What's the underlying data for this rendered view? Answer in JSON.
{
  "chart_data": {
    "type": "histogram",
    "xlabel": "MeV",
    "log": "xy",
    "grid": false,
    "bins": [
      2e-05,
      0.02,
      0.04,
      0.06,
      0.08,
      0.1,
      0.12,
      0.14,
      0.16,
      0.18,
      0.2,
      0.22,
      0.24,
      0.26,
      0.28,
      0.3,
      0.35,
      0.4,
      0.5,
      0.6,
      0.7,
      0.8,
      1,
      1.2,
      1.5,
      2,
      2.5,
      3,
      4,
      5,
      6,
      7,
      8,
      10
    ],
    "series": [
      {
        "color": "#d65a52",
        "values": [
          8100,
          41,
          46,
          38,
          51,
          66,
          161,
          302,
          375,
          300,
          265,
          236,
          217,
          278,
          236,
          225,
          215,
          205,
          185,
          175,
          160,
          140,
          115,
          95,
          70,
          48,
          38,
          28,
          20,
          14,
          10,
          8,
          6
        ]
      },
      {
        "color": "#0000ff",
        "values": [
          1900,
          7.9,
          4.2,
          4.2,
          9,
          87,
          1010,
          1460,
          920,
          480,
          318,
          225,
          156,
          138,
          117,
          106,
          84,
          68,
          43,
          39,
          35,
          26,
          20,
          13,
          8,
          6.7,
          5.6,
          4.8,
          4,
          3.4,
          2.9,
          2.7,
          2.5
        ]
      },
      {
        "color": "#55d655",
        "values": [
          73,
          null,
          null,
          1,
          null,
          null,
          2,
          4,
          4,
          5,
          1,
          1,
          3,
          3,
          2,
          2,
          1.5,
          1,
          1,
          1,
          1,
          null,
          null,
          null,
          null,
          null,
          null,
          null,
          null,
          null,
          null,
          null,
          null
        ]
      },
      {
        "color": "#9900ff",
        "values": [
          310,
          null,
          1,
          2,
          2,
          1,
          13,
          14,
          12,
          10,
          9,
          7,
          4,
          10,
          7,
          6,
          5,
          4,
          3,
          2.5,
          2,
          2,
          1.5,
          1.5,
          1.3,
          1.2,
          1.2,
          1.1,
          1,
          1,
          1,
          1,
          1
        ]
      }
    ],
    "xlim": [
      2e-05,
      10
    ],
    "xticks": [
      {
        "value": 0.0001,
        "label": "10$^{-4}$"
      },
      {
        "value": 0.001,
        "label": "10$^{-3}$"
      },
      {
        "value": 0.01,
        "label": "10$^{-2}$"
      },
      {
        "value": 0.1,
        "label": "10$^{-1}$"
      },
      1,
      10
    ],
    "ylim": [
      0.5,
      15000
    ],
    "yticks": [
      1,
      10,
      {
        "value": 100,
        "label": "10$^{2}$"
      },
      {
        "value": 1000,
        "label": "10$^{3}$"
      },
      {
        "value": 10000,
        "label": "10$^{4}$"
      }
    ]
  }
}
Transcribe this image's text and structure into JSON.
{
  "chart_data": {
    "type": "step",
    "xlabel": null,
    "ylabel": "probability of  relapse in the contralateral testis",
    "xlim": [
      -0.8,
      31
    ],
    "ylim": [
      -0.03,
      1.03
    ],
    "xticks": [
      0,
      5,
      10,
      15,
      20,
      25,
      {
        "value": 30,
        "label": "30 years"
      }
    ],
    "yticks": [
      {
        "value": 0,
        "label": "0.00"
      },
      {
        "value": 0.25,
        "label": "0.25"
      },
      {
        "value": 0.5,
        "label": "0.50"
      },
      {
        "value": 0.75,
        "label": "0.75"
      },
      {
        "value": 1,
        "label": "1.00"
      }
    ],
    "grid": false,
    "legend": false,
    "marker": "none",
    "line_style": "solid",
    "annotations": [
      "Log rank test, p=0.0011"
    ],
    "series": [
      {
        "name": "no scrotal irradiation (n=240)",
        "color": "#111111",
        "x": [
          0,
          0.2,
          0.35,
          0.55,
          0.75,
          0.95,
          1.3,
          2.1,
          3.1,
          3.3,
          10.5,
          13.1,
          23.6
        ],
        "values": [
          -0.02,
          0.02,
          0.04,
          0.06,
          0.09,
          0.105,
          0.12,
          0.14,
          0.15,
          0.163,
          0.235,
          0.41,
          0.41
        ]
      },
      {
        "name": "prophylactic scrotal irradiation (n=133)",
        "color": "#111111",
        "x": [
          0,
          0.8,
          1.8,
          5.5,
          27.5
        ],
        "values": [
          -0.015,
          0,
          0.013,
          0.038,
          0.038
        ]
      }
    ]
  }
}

• **THE PROBLEM**
Show all lines from the listing above in which "color" appears.

• **RESULT OF THIS TASK**
        "color": "#d65a52",
        "color": "#0000ff",
        "color": "#55d655",
        "color": "#9900ff",
        "color": "#111111",
        "color": "#111111",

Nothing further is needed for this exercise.